▶ [INSTRUCTION]
Search the material for the string "بالقضاء" and copy each line where it occurs.

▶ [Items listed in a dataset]
# # # # # # #
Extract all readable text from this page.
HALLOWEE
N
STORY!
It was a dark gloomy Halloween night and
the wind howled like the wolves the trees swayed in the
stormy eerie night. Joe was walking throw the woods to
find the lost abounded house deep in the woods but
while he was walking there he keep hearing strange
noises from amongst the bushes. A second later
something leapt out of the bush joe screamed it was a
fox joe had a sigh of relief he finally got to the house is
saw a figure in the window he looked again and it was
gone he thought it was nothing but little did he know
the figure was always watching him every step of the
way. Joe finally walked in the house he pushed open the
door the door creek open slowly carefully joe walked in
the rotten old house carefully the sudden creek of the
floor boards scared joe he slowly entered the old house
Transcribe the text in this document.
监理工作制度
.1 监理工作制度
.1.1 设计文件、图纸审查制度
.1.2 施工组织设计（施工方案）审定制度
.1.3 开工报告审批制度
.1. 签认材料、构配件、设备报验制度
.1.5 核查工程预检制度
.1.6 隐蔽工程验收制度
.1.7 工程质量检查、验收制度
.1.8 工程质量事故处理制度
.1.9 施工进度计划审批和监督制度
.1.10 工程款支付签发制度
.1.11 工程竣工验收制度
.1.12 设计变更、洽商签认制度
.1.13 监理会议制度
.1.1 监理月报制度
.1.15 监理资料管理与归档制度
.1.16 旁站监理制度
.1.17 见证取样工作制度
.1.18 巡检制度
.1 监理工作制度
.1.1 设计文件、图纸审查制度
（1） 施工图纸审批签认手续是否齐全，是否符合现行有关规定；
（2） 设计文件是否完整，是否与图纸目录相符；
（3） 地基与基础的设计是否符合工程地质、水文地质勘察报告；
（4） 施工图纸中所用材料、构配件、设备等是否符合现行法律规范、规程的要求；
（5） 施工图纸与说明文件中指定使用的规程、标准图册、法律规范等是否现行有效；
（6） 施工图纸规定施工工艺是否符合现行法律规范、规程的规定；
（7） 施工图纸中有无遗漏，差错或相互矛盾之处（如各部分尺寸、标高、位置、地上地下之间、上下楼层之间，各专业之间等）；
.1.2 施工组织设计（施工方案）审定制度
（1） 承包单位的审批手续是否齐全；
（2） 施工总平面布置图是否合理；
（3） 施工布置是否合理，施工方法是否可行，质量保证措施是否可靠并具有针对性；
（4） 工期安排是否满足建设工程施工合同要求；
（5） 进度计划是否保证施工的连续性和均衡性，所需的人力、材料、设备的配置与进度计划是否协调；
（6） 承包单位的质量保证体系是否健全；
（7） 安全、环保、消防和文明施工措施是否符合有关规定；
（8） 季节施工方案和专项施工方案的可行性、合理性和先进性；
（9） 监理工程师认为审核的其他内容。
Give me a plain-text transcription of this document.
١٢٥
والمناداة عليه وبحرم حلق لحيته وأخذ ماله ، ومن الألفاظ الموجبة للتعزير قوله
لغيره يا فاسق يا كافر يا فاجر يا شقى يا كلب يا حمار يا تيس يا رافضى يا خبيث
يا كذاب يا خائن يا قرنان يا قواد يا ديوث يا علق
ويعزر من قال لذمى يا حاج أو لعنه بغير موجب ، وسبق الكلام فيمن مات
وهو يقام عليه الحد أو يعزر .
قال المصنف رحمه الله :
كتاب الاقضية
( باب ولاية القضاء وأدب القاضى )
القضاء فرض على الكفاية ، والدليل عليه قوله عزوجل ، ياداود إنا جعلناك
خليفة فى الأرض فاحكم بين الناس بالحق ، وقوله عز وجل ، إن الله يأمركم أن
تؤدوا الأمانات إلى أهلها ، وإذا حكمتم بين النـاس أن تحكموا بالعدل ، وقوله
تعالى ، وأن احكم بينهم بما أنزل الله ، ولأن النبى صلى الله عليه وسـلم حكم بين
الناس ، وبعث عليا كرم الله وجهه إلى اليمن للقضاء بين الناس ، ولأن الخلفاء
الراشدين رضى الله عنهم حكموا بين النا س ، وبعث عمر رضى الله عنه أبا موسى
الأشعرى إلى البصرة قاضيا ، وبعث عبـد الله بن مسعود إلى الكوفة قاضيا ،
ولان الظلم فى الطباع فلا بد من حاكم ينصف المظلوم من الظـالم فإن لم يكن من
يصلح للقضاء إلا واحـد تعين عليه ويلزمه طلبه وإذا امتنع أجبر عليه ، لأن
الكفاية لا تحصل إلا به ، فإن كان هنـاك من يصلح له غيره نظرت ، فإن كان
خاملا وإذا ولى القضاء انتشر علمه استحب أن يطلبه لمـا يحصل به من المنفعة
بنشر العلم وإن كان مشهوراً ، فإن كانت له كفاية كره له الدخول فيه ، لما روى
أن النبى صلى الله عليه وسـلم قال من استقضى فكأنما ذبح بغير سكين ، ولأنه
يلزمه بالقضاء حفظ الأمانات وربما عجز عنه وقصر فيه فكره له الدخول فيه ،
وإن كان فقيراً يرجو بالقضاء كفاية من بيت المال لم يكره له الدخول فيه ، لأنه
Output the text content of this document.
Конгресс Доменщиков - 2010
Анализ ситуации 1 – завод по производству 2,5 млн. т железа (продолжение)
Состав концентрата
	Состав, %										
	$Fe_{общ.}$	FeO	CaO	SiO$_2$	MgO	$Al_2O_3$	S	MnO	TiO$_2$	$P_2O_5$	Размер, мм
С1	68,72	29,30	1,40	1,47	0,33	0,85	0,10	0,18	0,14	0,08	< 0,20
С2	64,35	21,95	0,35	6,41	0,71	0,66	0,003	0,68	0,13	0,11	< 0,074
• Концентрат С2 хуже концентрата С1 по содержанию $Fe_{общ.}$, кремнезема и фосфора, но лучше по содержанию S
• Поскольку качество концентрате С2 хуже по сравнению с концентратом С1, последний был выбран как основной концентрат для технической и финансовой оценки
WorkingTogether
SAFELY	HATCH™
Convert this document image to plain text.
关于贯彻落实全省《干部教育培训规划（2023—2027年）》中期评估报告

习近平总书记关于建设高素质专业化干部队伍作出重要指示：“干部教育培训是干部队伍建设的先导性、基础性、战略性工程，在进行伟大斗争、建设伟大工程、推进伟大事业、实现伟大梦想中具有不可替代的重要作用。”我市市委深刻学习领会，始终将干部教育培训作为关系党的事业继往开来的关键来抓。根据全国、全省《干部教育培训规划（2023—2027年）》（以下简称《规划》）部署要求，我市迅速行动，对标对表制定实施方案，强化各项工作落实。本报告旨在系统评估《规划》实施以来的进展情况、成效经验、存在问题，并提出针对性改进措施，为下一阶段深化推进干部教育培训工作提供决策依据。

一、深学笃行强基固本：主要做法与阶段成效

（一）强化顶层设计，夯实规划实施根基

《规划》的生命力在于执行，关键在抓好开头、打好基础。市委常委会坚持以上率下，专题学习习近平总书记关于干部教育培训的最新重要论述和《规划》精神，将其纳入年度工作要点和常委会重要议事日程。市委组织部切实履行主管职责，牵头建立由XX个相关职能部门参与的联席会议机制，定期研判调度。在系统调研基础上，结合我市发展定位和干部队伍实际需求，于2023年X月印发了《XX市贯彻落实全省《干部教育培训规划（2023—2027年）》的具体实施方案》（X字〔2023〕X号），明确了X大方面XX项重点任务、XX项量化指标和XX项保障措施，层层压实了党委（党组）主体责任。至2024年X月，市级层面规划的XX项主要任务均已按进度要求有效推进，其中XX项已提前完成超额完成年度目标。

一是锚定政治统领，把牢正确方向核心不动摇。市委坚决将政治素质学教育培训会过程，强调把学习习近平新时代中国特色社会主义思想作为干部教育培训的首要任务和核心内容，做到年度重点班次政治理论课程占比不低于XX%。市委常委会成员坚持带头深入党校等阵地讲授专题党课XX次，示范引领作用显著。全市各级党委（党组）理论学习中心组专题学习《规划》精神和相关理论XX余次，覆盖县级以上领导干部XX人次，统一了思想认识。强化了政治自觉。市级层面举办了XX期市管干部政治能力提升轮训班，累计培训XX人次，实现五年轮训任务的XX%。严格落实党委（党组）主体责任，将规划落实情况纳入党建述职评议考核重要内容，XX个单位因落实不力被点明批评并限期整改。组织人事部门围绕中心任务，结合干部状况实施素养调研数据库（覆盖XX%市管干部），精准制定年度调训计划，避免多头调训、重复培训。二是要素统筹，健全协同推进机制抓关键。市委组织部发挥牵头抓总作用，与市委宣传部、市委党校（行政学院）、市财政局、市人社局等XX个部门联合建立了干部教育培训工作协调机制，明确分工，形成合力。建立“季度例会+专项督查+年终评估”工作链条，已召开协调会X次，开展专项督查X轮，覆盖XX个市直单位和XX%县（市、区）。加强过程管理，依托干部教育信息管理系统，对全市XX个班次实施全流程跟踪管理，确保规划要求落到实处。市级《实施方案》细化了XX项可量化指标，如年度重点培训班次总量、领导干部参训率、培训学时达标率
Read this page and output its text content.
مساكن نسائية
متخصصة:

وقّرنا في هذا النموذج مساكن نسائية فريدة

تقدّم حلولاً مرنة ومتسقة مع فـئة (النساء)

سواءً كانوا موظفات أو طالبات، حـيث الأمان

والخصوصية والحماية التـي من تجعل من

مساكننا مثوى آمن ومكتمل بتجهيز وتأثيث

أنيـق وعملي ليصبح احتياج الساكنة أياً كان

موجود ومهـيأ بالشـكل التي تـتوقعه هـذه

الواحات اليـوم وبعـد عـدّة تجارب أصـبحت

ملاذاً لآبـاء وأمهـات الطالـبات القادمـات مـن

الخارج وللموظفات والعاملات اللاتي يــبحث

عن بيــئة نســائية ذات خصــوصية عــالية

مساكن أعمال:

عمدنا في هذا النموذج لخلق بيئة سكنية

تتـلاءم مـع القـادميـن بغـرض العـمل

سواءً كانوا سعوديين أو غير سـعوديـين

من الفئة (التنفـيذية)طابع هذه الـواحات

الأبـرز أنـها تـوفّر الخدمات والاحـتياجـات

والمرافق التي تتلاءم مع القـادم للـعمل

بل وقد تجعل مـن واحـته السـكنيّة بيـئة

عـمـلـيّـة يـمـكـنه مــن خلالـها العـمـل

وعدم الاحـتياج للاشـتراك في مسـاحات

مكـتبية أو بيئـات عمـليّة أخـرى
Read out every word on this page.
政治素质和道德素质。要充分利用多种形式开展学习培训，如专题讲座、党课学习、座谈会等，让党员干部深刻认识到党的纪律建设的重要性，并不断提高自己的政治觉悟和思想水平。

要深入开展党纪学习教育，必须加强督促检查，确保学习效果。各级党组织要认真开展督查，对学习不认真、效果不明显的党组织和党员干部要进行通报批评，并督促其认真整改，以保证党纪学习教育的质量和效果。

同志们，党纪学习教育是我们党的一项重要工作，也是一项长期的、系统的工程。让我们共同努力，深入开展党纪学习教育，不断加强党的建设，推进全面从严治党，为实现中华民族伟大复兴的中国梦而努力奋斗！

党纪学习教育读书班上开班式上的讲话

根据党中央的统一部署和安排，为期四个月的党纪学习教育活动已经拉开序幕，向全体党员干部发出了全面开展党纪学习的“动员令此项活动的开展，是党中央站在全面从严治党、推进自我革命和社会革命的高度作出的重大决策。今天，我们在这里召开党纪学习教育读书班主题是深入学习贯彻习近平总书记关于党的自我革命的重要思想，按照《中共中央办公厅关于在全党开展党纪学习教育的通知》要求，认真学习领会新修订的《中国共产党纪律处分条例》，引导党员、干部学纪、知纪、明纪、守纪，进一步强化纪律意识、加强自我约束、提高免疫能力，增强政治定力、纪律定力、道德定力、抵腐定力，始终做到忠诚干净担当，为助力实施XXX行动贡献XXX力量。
# # # # # # #
▶ [RESPONSE]
يلزمه بالقضاء حفظ الأمانات وربما عجز عنه وقصر فيه فكره له الدخول فيه ،
وإن كان فقيراً يرجو بالقضاء كفاية من بيت المال لم يكره له الدخول فيه ، لأنه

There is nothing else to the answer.